===== ROWS

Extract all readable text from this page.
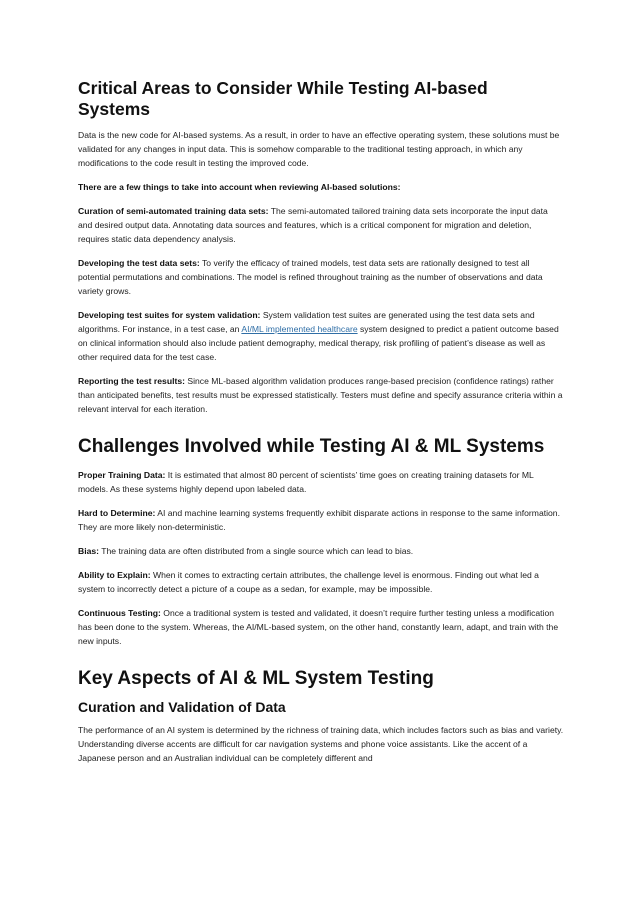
Critical Areas to Consider While Testing AI-based Systems

Data is the new code for AI-based systems. As a result, in order to have an effective operating system, these solutions must be validated for any changes in input data. This is somehow comparable to the traditional testing approach, in which any modifications to the code result in testing the improved code.

There are a few things to take into account when reviewing AI-based solutions:

Curation of semi-automated training data sets: The semi-automated tailored training data sets incorporate the input data and desired output data. Annotating data sources and features, which is a critical component for migration and deletion, requires static data dependency analysis.

Developing the test data sets: To verify the efficacy of trained models, test data sets are rationally designed to test all potential permutations and combinations. The model is refined throughout training as the number of observations and data variety grows.

Developing test suites for system validation: System validation test suites are generated using the test data sets and algorithms. For instance, in a test case, an AI/ML implemented healthcare system designed to predict a patient outcome based on clinical information should also include patient demography, medical therapy, risk profiling of patient’s disease as well as other required data for the test case.

Reporting the test results: Since ML-based algorithm validation produces range-based precision (confidence ratings) rather than anticipated benefits, test results must be expressed statistically. Testers must define and specify assurance criteria within a relevant interval for each iteration.

Challenges Involved while Testing AI & ML Systems

Proper Training Data: It is estimated that almost 80 percent of scientists’ time goes on creating training datasets for ML models. As these systems highly depend upon labeled data.

Hard to Determine: AI and machine learning systems frequently exhibit disparate actions in response to the same information. They are more likely non-deterministic.

Bias: The training data are often distributed from a single source which can lead to bias.

Ability to Explain: When it comes to extracting certain attributes, the challenge level is enormous. Finding out what led a system to incorrectly detect a picture of a coupe as a sedan, for example, may be impossible.

Continuous Testing: Once a traditional system is tested and validated, it doesn’t require further testing unless a modification has been done to the system. Whereas, the AI/ML-based system, on the other hand, constantly learn, adapt, and train with the new inputs.

Key Aspects of AI & ML System Testing
Curation and Validation of Data

The performance of an AI system is determined by the richness of training data, which includes factors such as bias and variety. Understanding diverse accents are difficult for car navigation systems and phone voice assistants. Like the accent of a Japanese person and an Australian individual can be completely different and
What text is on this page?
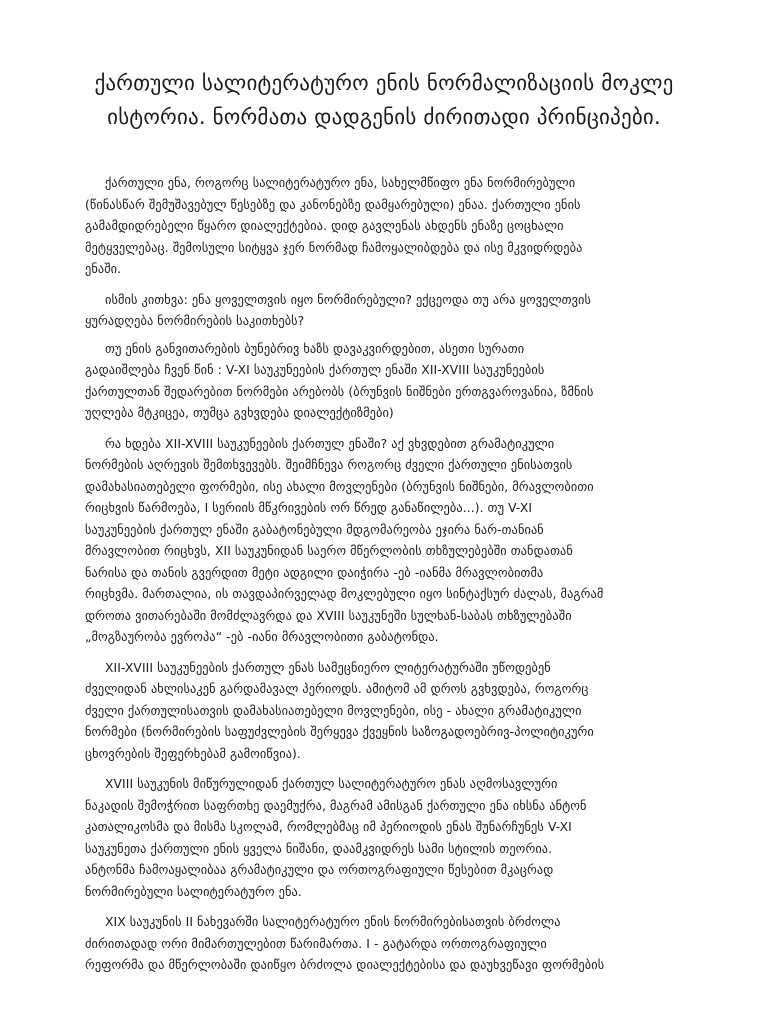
ქართული სალიტერატურო ენის ნორმალიზაციის მოკლე ისტორია. ნორმათა დადგენის ძირითადი პრინციპები.

ქართული ენა, როგორც სალიტერატურო ენა, სახელმწიფო ენა ნორმირებული
(წინასწარ შემუშავებულ წესებზე და კანონებზე დამყარებული) ენაა. ქართული ენის
გამამდიდრებელი წყარო დიალექტებია. დიდ გავლენას ახდენს ენაზე ცოცხალი
მეტყველებაც. შემოსული სიტყვა ჯერ ნორმად ჩამოყალიბდება და ისე მკვიდრდება
ენაში.

ისმის კითხვა: ენა ყოველთვის იყო ნორმირებული? ექცეოდა თუ არა ყოველთვის
ყურადღება ნორმირების საკითხებს?

თუ ენის განვითარების ბუნებრივ ხაზს დავაკვირდებით, ასეთი სურათი
გადაიშლება ჩვენ წინ : V-XI საუკუნეების ქართულ ენაში XII-XVIII საუკუნეების
ქართულთან შედარებით ნორმები არებობს (ბრუნვის ნიშნები ერთგვაროვანია, ზმნის
უღლება მტკიცეა, თუმცა გვხვდება დიალექტიზმები)

რა ხდება XII-XVIII საუკუნეების ქართულ ენაში? აქ ვხვდებით გრამატიკული
ნორმების აღრევის შემთხვევებს. შეიმჩნევა როგორც ძველი ქართული ენისათვის
დამახასიათებელი ფორმები, ისე ახალი მოვლენები (ბრუნვის ნიშნები, მრავლობითი
რიცხვის წარმოება, I სერიის მწკრივების ორ წრედ განაწილება...). თუ V-XI
საუკუნეების ქართულ ენაში გაბატონებული მდგომარეობა ეჯირა ნარ-თანიან
მრავლობით რიცხვს, XII საუკუნიდან საერო მწერლობის თხზულებებში თანდათან
ნარისა და თანის გვერდით მეტი ადგილი დაიჭირა -ებ -იანმა მრავლობითმა
რიცხვმა. მართალია, ის თავდაპირველად მოკლებული იყო სინტაქსურ ძალას, მაგრამ
დროთა ვითარებაში მომძლავრდა და XVIII საუკუნეში სულხან-საბას თხზულებაში
„მოგზაურობა ევროპა“ -ებ -იანი მრავლობითი გაბატონდა.

XII-XVIII საუკუნეების ქართულ ენას სამეცნიერო ლიტერატურაში უწოდებენ
ძველიდან ახლისაკენ გარდამავალ პერიოდს. ამიტომ ამ დროს გვხვდება, როგორც
ძველი ქართულისათვის დამახასიათებელი მოვლენები, ისე - ახალი გრამატიკული
ნორმები (ნორმირების საფუძვლების შერყევა ქვეყნის საზოგადოებრივ-პოლიტიკური
ცხოვრების შეფერხებამ გამოიწვია).

XVIII საუკუნის მიწურულიდან ქართულ სალიტერატურო ენას აღმოსავლური
ნაკადის შემოჭრით საფრთხე დაემუქრა, მაგრამ ამისგან ქართული ენა იხსნა ანტონ
კათალიკოსმა და მისმა სკოლამ, რომლებმაც იმ პერიოდის ენას შუნარჩუნეს V-XI
საუკუნეთა ქართული ენის ყველა ნიშანი, დაამკვიდრეს სამი სტილის თეორია.
ანტონმა ჩამოაყალიბაა გრამატიკული და ორთოგრაფიული წესებით მკაცრად
ნორმირებული სალიტერატურო ენა.

XIX საუკუნის II ნახევარში სალიტერატურო ენის ნორმირებისათვის ბრძოლა
ძირითადად ორი მიმართულებით წარიმართა. I - გატარდა ორთოგრაფიული
რეფორმა და მწერლობაში დაიწყო ბრძოლა დიალექტებისა და დაუხვეწავი ფორმების
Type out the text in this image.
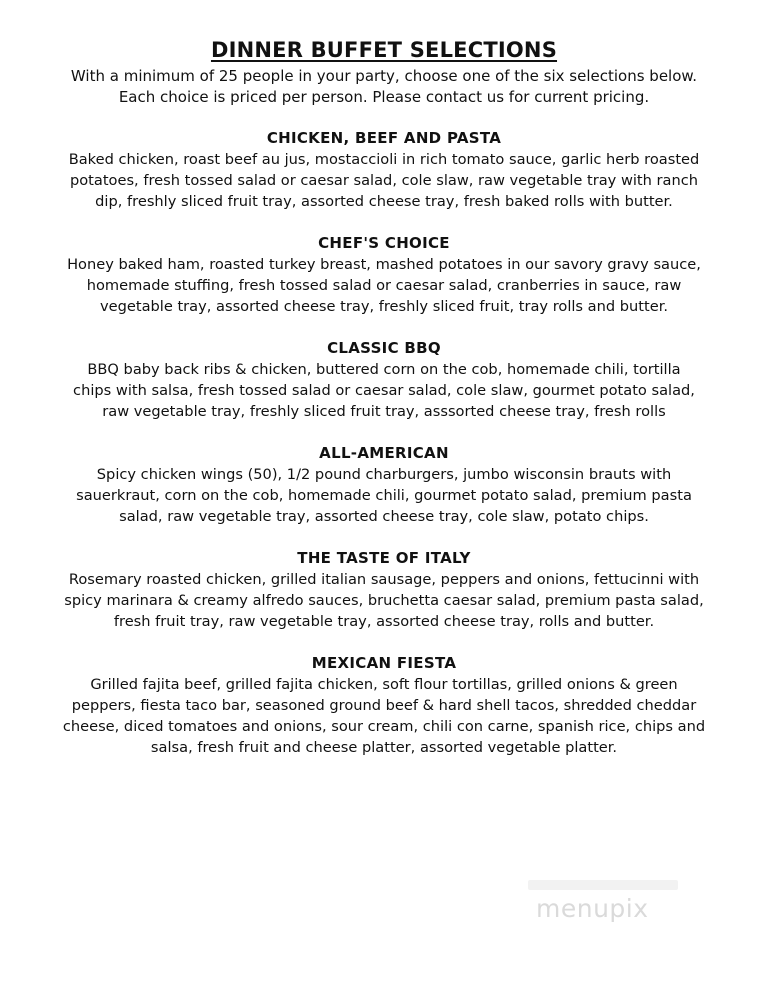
DINNER BUFFET SELECTIONS
With a minimum of 25 people in your party, choose one of the six selections below.
Each choice is priced per person. Please contact us for current pricing.
CHICKEN, BEEF AND PASTA
Baked chicken, roast beef au jus, mostaccioli in rich tomato sauce, garlic herb roasted
potatoes, fresh tossed salad or caesar salad, cole slaw, raw vegetable tray with ranch
dip, freshly sliced fruit tray, assorted cheese tray, fresh baked rolls with butter.
CHEF'S CHOICE
Honey baked ham, roasted turkey breast, mashed potatoes in our savory gravy sauce,
homemade stuffing, fresh tossed salad or caesar salad, cranberries in sauce, raw
vegetable tray, assorted cheese tray, freshly sliced fruit, tray rolls and butter.
CLASSIC BBQ
BBQ baby back ribs & chicken, buttered corn on the cob, homemade chili, tortilla
chips with salsa, fresh tossed salad or caesar salad, cole slaw, gourmet potato salad,
raw vegetable tray, freshly sliced fruit tray, asssorted cheese tray, fresh rolls
ALL-AMERICAN
Spicy chicken wings (50), 1/2 pound charburgers, jumbo wisconsin brauts with
sauerkraut, corn on the cob, homemade chili, gourmet potato salad, premium pasta
salad, raw vegetable tray, assorted cheese tray, cole slaw, potato chips.
THE TASTE OF ITALY
Rosemary roasted chicken, grilled italian sausage, peppers and onions, fettucinni with
spicy marinara & creamy alfredo sauces, bruchetta caesar salad, premium pasta salad,
fresh fruit tray, raw vegetable tray, assorted cheese tray, rolls and butter.
MEXICAN FIESTA
Grilled fajita beef, grilled fajita chicken, soft flour tortillas, grilled onions & green
peppers, fiesta taco bar, seasoned ground beef & hard shell tacos, shredded cheddar
cheese, diced tomatoes and onions, sour cream, chili con carne, spanish rice, chips and
salsa, fresh fruit and cheese platter, assorted vegetable platter.
menupix
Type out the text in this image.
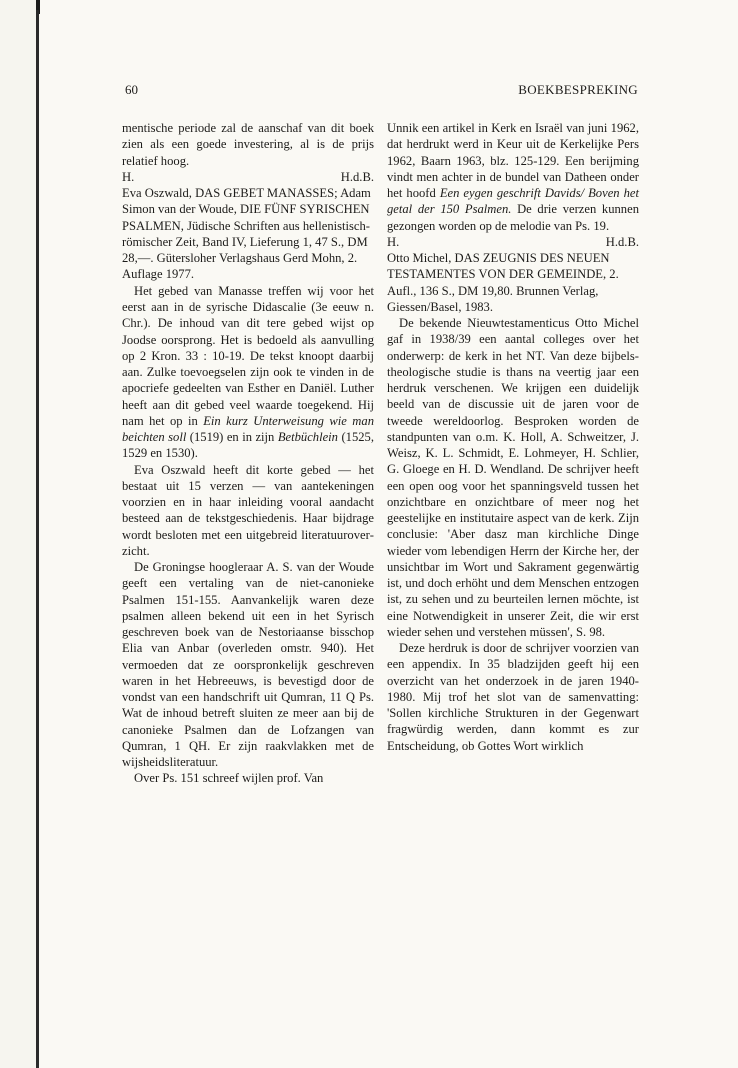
60	BOEKBESPREKING

mentische periode zal de aanschaf van dit boek zien als een goede investering, al is de prijs relatief hoog.

H.	H.d.B.

Eva Oszwald, DAS GEBET MANASSES; Adam Simon van der Woude, DIE FÜNF SYRISCHEN PSALMEN, Jüdische Schriften aus hellenistisch-römischer Zeit, Band IV, Lieferung 1, 47 S., DM 28,—. Gütersloher Verlagshaus Gerd Mohn, 2. Auflage 1977.

Het gebed van Manasse treffen wij voor het eerst aan in de syrische Didascalie (3e eeuw n. Chr.). De inhoud van dit tere gebed wijst op Joodse oorsprong. Het is bedoeld als aanvulling op 2 Kron. 33 : 10-19. De tekst knoopt daarbij aan. Zulke toevoegselen zijn ook te vinden in de apocriefe gedeelten van Esther en Daniël. Luther heeft aan dit gebed veel waarde toegekend. Hij nam het op in Ein kurz Unterweisung wie man beichten soll (1519) en in zijn Betbüchlein (1525, 1529 en 1530).

Eva Oszwald heeft dit korte gebed — het bestaat uit 15 verzen — van aantekeningen voorzien en in haar inleiding vooral aandacht besteed aan de tekstgeschiedenis. Haar bijdrage wordt besloten met een uitgebreid literatuuroverzicht.

De Groningse hoogleraar A. S. van der Woude geeft een vertaling van de niet-canonieke Psalmen 151-155. Aanvankelijk waren deze psalmen alleen bekend uit een in het Syrisch geschreven boek van de Nestoriaanse bisschop Elia van Anbar (overleden omstr. 940). Het vermoeden dat ze oorspronkelijk geschreven waren in het Hebreeuws, is bevestigd door de vondst van een handschrift uit Qumran, 11 Q Ps. Wat de inhoud betreft sluiten ze meer aan bij de canonieke Psalmen dan de Lofzangen van Qumran, 1 QH. Er zijn raakvlakken met de wijsheidsliteratuur.

Over Ps. 151 schreef wijlen prof. Van

Unnik een artikel in Kerk en Israël van juni 1962, dat herdrukt werd in Keur uit de Kerkelijke Pers 1962, Baarn 1963, blz. 125-129. Een berijming vindt men achter in de bundel van Datheen onder het hoofd Een eygen geschrift Davids/ Boven het getal der 150 Psalmen. De drie verzen kunnen gezongen worden op de melodie van Ps. 19.

H.	H.d.B.

Otto Michel, DAS ZEUGNIS DES NEUEN TESTAMENTES VON DER GEMEINDE, 2. Aufl., 136 S., DM 19,80. Brunnen Verlag, Giessen/Basel, 1983.

De bekende Nieuwtestamenticus Otto Michel gaf in 1938/39 een aantal colleges over het onderwerp: de kerk in het NT. Van deze bijbels-theologische studie is thans na veertig jaar een herdruk verschenen. We krijgen een duidelijk beeld van de discussie uit de jaren voor de tweede wereldoorlog. Besproken worden de standpunten van o.m. K. Holl, A. Schweitzer, J. Weisz, K. L. Schmidt, E. Lohmeyer, H. Schlier, G. Gloege en H. D. Wendland. De schrijver heeft een open oog voor het spanningsveld tussen het onzichtbare en onzichtbare of meer nog het geestelijke en institutaire aspect van de kerk. Zijn conclusie: 'Aber dasz man kirchliche Dinge wieder vom lebendigen Herrn der Kirche her, der unsichtbar im Wort und Sakrament gegenwärtig ist, und doch erhöht und dem Menschen entzogen ist, zu sehen und zu beurteilen lernen möchte, ist eine Notwendigkeit in unserer Zeit, die wir erst wieder sehen und verstehen müssen', S. 98.

Deze herdruk is door de schrijver voorzien van een appendix. In 35 bladzijden geeft hij een overzicht van het onderzoek in de jaren 1940-1980. Mij trof het slot van de samenvatting: 'Sollen kirchliche Strukturen in der Gegenwart fragwürdig werden, dann kommt es zur Entscheidung, ob Gottes Wort wirklich
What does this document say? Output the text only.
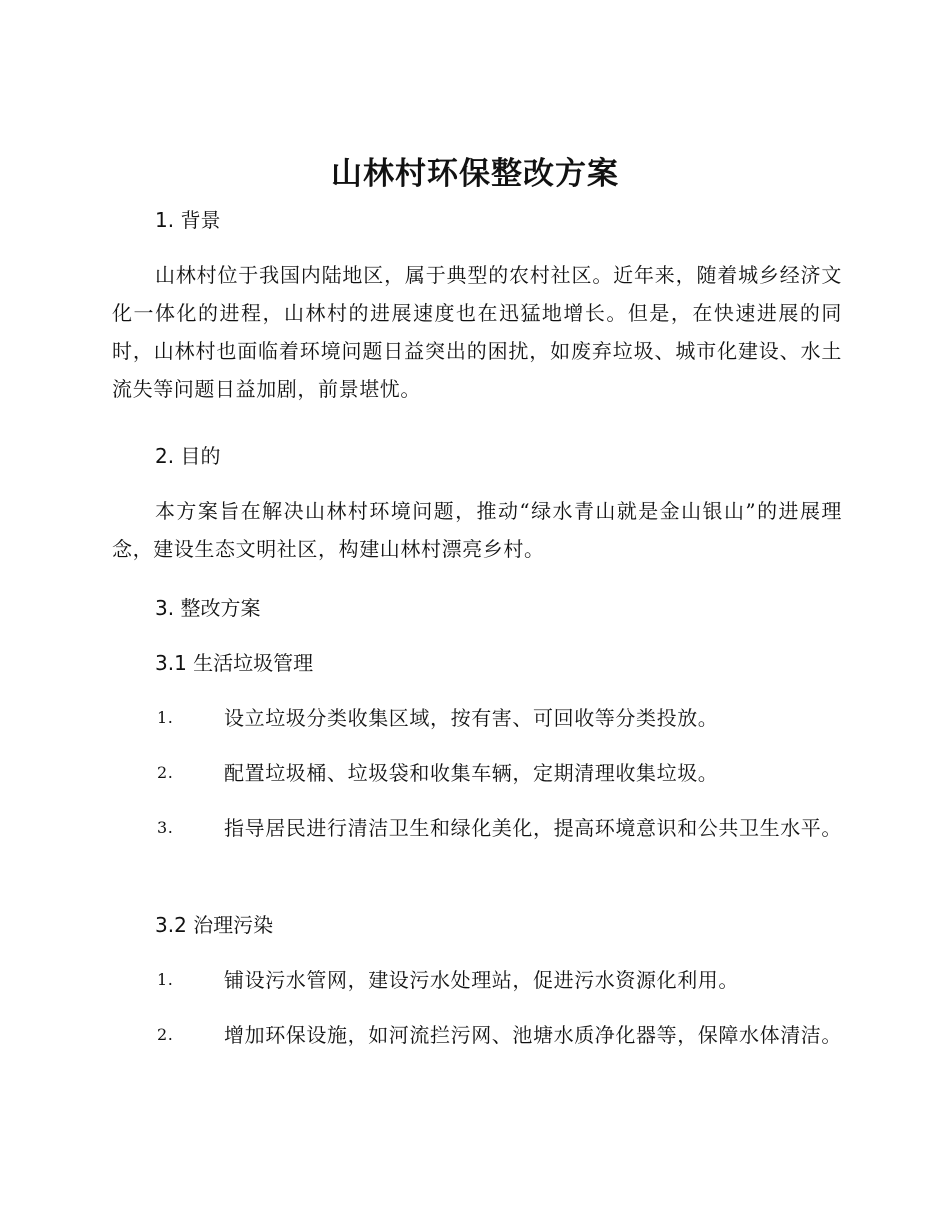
山林村环保整改方案
1. 背景

山林村位于我国内陆地区，属于典型的农村社区。近年来，随着城乡经济文化一体化的进程，山林村的进展速度也在迅猛地增长。但是，在快速进展的同时，山林村也面临着环境问题日益突出的困扰，如废弃垃圾、城市化建设、水土流失等问题日益加剧，前景堪忧。

2. 目的

本方案旨在解决山林村环境问题，推动“绿水青山就是金山银山”的进展理念，建设生态文明社区，构建山林村漂亮乡村。

3. 整改方案
3.1 生活垃圾管理
1.	设立垃圾分类收集区域，按有害、可回收等分类投放。
2.	配置垃圾桶、垃圾袋和收集车辆，定期清理收集垃圾。
3.	指导居民进行清洁卫生和绿化美化，提高环境意识和公共卫生水平。
3.2 治理污染
1.	铺设污水管网，建设污水处理站，促进污水资源化利用。
2.	增加环保设施，如河流拦污网、池塘水质净化器等，保障水体清洁。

==========

Copy each line above that contains the string "ნიშნები".

ქართულთან შედარებით ნორმები არებობს (ბრუნვის ნიშნები ერთგვაროვანია, ზმნის
დამახასიათებელი ფორმები, ისე ახალი მოვლენები (ბრუნვის ნიშნები, მრავლობითი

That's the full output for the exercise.